# Start of Task data

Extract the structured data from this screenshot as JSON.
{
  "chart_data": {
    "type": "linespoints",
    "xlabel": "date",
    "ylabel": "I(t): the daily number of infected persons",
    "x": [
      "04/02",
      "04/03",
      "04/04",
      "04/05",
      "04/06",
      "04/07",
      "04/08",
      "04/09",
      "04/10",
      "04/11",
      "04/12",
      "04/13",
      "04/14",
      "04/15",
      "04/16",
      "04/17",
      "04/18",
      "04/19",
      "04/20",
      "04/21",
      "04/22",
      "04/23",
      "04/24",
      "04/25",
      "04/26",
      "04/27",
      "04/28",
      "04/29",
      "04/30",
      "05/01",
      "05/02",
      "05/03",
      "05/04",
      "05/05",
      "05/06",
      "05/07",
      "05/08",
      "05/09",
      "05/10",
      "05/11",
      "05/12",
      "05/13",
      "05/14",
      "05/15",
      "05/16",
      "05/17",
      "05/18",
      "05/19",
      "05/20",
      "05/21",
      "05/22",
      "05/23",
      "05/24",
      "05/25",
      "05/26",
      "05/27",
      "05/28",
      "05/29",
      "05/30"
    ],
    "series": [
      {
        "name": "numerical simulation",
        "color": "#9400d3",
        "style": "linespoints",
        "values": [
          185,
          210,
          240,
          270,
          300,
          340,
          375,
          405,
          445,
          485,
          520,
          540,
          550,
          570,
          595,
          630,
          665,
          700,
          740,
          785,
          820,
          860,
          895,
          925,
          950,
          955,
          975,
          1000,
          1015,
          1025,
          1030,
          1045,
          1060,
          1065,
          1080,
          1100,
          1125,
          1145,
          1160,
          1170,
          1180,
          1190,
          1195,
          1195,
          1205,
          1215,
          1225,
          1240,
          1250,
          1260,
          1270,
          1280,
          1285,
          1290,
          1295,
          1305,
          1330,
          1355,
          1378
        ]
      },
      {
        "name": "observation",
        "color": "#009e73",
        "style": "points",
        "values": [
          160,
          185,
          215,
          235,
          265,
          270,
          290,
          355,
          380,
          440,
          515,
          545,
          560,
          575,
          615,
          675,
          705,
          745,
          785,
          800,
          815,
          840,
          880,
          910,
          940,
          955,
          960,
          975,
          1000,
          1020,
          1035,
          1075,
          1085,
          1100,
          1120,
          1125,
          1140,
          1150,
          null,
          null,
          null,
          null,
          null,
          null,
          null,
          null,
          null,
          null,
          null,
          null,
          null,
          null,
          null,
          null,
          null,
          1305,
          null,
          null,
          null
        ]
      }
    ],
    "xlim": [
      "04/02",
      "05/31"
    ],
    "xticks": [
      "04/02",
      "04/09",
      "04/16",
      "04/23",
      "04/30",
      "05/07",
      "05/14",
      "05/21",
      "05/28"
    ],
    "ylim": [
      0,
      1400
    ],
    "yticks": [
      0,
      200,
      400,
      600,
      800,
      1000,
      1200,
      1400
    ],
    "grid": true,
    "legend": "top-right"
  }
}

# End of Task data
# Start of Task data

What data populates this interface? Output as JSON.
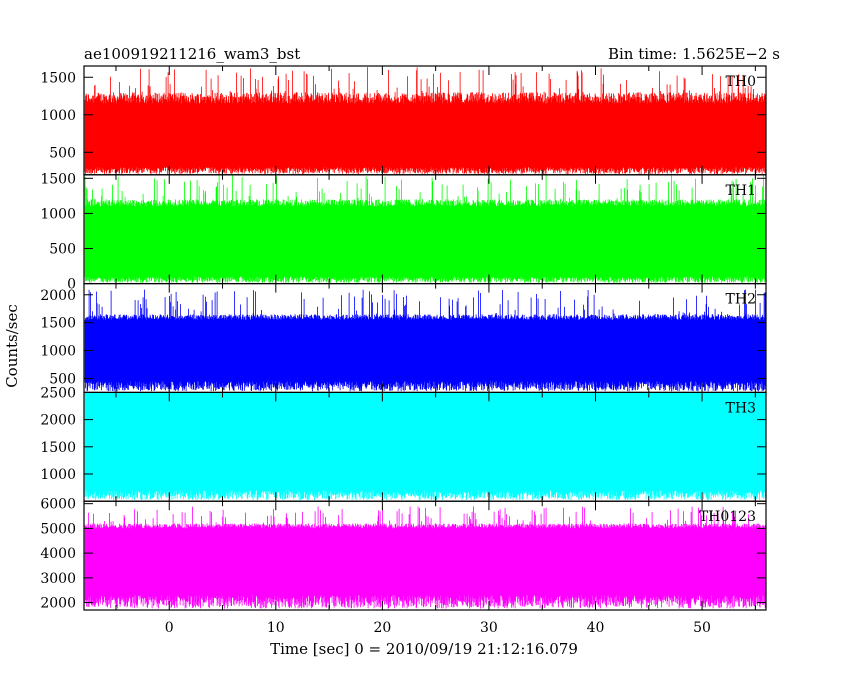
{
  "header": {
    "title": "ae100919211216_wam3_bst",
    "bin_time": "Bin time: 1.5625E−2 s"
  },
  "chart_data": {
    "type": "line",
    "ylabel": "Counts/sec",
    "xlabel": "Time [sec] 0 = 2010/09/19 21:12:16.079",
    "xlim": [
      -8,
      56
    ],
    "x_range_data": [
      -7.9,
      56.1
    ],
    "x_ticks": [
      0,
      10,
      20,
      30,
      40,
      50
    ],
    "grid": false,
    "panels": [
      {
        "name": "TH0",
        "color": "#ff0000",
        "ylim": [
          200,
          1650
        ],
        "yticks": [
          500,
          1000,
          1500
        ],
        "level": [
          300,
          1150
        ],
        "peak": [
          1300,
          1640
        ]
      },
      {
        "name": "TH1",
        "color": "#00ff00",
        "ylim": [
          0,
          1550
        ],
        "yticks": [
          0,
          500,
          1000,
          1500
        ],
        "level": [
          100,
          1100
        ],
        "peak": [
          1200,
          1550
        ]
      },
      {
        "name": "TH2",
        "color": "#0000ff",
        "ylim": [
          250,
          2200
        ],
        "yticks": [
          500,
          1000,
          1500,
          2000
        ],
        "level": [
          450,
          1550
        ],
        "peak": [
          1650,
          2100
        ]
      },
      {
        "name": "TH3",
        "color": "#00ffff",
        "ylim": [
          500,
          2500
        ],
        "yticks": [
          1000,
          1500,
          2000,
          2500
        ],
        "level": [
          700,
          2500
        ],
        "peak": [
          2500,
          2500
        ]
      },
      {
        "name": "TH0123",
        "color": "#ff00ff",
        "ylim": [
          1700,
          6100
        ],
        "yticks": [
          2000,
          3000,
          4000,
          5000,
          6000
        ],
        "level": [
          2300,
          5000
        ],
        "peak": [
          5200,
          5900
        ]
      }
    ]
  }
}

# End of Task data

__Instructions to follow__.
Each line in the listing above that contains "color" should be copied.

__Final result__.
        "color": "#9400d3",
        "color": "#009e73",
        "color": "#ff0000",
        "color": "#00ff00",
        "color": "#0000ff",
        "color": "#00ffff",
        "color": "#ff00ff",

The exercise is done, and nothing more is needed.